Problem to work on:
Word for word, transcribe the lines below and drop the pictures.

Some records:

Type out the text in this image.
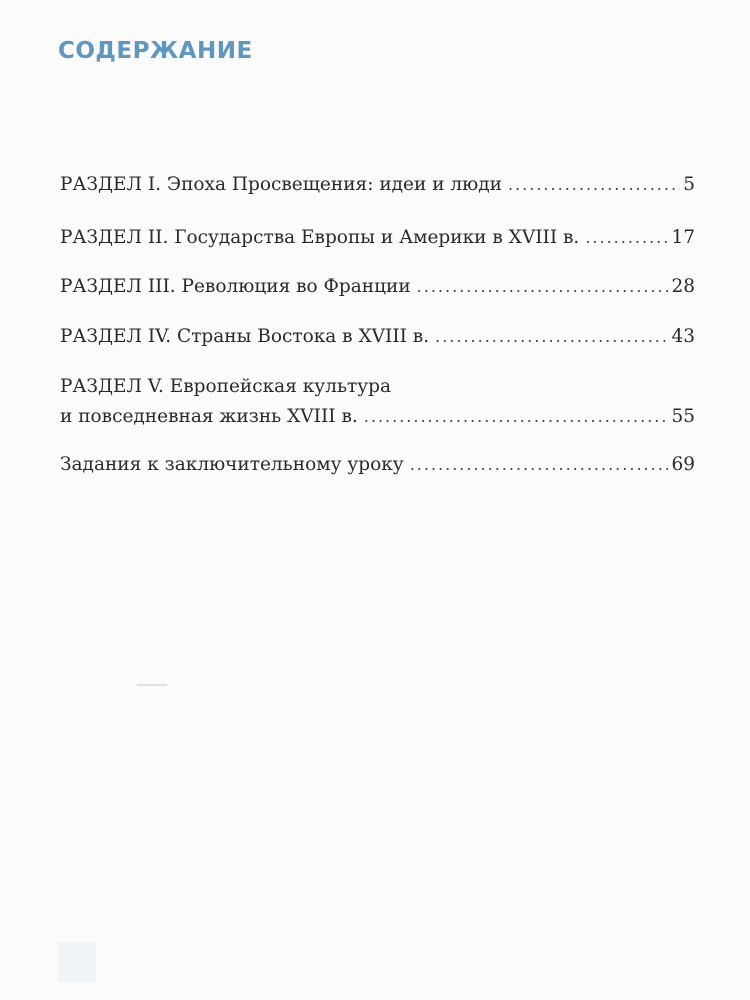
СОДЕРЖАНИЕ
РАЗДЕЛ I. Эпоха Просвещения: идеи и люди .....	5
РАЗДЕЛ II. Государства Европы и Америки в XVIII в. .....	17
РАЗДЕЛ III. Революция во Франции .....	28
РАЗДЕЛ IV. Страны Востока в XVIII в. .....	43
РАЗДЕЛ V. Европейская культура
и повседневная жизнь XVIII в. .....	55
Задания к заключительному уроку .....	69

Answer in full:
Type out the text in this image.
СОДЕРЖАНИЕ
РАЗДЕЛ I. Эпоха Просвещения: идеи и люди .....	5
РАЗДЕЛ II. Государства Европы и Америки в XVIII в. .....	17
РАЗДЕЛ III. Революция во Франции .....	28
РАЗДЕЛ IV. Страны Востока в XVIII в. .....	43
РАЗДЕЛ V. Европейская культура
и повседневная жизнь XVIII в. .....	55
Задания к заключительному уроку .....	69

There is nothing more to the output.